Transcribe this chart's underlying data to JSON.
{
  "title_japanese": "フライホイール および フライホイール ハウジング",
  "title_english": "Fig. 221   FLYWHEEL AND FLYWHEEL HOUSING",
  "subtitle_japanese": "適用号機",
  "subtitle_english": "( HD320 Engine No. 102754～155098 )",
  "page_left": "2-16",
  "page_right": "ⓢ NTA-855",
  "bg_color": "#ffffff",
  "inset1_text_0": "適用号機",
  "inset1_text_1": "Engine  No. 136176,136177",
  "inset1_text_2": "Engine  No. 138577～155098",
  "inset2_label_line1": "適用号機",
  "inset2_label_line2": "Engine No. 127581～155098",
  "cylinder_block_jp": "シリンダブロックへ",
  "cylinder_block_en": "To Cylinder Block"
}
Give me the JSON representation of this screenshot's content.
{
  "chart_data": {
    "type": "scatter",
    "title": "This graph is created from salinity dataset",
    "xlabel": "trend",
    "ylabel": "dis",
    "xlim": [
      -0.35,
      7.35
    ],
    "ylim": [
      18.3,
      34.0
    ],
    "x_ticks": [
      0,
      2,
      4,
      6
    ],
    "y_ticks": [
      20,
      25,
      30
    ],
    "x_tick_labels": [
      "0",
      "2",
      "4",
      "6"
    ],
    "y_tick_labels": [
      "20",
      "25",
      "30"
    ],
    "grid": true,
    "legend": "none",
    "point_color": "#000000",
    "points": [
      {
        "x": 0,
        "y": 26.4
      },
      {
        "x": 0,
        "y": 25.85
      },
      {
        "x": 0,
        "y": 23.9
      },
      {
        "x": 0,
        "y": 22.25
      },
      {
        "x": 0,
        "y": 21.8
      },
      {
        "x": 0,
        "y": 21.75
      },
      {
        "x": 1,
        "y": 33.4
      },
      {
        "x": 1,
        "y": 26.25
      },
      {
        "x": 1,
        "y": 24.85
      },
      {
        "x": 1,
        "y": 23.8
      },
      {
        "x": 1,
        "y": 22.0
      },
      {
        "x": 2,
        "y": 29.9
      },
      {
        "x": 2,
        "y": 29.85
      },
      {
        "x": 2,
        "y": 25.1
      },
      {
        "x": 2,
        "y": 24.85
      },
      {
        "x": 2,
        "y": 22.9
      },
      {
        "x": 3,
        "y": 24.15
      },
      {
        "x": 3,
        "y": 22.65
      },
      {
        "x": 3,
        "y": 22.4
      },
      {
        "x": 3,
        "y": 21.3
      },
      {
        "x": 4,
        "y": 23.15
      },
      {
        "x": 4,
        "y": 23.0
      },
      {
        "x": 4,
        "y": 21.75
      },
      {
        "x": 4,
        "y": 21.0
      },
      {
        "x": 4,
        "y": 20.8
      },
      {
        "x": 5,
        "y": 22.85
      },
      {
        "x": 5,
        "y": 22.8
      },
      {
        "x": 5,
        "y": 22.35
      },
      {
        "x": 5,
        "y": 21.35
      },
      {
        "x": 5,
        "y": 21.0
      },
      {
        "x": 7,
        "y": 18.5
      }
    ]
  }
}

--------------------------------------------------

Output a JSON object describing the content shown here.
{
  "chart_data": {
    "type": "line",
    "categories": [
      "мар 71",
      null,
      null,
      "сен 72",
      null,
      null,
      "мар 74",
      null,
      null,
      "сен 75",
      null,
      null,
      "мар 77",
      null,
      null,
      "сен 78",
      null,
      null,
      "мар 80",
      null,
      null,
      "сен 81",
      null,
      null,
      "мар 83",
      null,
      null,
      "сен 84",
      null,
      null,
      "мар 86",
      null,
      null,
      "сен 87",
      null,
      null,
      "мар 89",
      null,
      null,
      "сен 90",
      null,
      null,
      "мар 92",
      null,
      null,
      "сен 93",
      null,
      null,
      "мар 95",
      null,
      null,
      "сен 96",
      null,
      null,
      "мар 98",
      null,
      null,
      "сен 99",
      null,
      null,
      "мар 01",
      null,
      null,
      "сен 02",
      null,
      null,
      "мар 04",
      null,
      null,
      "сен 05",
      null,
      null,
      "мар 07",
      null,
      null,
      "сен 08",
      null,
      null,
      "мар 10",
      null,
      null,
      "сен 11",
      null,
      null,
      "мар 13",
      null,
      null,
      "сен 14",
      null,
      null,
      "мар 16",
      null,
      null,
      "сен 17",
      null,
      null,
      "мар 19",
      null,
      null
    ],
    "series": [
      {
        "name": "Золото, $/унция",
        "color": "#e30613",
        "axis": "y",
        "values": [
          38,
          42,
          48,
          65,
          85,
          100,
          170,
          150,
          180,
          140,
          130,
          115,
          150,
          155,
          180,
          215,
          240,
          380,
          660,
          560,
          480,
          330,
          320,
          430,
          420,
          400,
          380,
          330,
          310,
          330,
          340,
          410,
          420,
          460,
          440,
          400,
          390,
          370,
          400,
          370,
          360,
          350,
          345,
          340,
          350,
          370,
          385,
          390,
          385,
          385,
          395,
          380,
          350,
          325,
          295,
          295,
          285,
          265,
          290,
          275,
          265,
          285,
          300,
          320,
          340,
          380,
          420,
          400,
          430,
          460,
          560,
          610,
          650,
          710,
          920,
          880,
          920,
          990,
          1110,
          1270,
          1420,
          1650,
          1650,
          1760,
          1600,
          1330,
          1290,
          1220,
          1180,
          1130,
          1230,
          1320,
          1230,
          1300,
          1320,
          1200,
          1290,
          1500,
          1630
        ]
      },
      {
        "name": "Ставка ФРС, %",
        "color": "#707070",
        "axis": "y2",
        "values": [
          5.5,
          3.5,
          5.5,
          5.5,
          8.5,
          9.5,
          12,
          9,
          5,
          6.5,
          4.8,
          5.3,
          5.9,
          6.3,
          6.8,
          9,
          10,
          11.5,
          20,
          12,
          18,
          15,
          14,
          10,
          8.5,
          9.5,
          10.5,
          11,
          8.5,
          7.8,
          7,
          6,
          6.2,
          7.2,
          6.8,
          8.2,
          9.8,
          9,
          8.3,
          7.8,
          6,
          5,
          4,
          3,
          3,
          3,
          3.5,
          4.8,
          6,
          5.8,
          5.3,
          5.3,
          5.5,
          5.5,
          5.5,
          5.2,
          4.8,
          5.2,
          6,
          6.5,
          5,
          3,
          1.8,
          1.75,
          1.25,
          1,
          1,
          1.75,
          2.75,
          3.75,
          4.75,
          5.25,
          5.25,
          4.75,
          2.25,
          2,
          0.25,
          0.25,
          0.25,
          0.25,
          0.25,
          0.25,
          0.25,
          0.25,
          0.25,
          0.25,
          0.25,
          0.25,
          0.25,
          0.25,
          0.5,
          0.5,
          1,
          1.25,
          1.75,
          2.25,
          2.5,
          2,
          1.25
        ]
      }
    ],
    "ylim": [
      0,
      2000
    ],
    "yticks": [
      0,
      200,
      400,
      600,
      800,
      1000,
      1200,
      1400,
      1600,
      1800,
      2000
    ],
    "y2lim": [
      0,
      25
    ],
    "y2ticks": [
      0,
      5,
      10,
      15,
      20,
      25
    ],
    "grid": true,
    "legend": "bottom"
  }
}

--------------------------------------------------

Instruction —
Look through the material and copy each line that has "content".

Full output —
Give me the JSON representation of this screenshot's content.
Output a JSON object describing the content shown here.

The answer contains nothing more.